• [Source passage]
What a hypocrite. The article comes off as smug, self-serving, and elitist, referring to bloggers as people in "their mommy's basements."

Um, excuse me?

Well, it didn't take long for the blogosphere to strike back. One blogger for ChicagoNow (which is a network of blogs owned by - you guessed it, the Tribune!) asks "Dear John Kass... Where is the Love?" In it, Julie DiCaro defends bloggers, pointing out not all of them blog from the place you go when you hear tornado sirens, and in fact, writes from an office mind you. She also asks when was the last time Kass actually broke a story (1976, perhaps?)

Meanwhile, Kass talks about great the paper is, mentioning how the Tribune's reporters are out late at night in dangerous neighborhoods looking for witnesses after murders are committed. Since Tribune loves to pay small wages while their corrupted execs earn millions, you wonder if those reporters are better off working in safer conditions for the same pay at Wal-Mart.

• [Information]
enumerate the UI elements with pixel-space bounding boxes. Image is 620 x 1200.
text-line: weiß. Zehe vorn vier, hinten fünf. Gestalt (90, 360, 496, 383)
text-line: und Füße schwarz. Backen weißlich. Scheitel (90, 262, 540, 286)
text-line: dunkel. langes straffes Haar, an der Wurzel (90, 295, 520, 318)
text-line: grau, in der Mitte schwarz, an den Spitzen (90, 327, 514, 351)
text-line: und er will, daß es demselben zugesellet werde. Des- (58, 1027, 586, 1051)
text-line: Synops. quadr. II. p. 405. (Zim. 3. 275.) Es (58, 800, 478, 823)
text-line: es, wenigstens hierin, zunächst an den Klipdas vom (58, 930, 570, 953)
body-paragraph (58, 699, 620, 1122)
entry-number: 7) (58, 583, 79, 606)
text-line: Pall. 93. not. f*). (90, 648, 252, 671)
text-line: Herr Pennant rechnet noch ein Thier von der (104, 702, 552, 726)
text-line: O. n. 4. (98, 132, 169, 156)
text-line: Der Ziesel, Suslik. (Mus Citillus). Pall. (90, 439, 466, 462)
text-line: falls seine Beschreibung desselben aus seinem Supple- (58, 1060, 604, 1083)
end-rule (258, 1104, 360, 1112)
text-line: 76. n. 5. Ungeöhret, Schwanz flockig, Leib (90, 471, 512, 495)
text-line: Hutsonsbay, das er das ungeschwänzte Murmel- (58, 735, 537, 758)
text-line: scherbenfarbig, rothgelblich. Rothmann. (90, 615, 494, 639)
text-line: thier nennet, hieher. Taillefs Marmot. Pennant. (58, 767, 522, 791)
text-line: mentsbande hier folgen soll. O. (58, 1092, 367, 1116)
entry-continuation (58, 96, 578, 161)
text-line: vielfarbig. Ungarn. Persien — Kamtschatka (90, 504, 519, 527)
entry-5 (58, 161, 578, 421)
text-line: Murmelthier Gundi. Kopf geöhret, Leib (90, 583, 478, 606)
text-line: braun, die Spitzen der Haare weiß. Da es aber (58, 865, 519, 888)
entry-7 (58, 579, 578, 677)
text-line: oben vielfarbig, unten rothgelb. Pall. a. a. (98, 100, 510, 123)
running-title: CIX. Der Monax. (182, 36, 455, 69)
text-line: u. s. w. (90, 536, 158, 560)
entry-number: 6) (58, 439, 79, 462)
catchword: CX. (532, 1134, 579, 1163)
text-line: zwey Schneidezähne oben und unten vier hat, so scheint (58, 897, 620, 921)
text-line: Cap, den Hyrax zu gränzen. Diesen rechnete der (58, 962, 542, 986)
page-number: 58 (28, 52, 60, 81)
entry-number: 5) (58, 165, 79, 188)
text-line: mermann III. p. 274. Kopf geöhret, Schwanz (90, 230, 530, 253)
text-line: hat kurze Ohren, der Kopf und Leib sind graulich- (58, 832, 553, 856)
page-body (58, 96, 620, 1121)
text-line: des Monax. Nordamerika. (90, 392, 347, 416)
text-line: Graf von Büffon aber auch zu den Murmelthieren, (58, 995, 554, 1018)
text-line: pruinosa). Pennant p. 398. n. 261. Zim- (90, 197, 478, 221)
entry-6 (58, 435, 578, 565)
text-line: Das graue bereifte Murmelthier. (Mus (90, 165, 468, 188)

• [Try it] In the post about John Kass's article on bloggers, why does the writer suggest Tribune reporters might be better off working at Wal-Mart? Answer in one to three sentences.

• [Response to the task] The writer says the Tribune pays its reporters small wages while its executives earn millions. Since the reporters go into dangerous neighborhoods late at night, the writer wonders whether they would do better earning the same pay at Wal-Mart in safer conditions.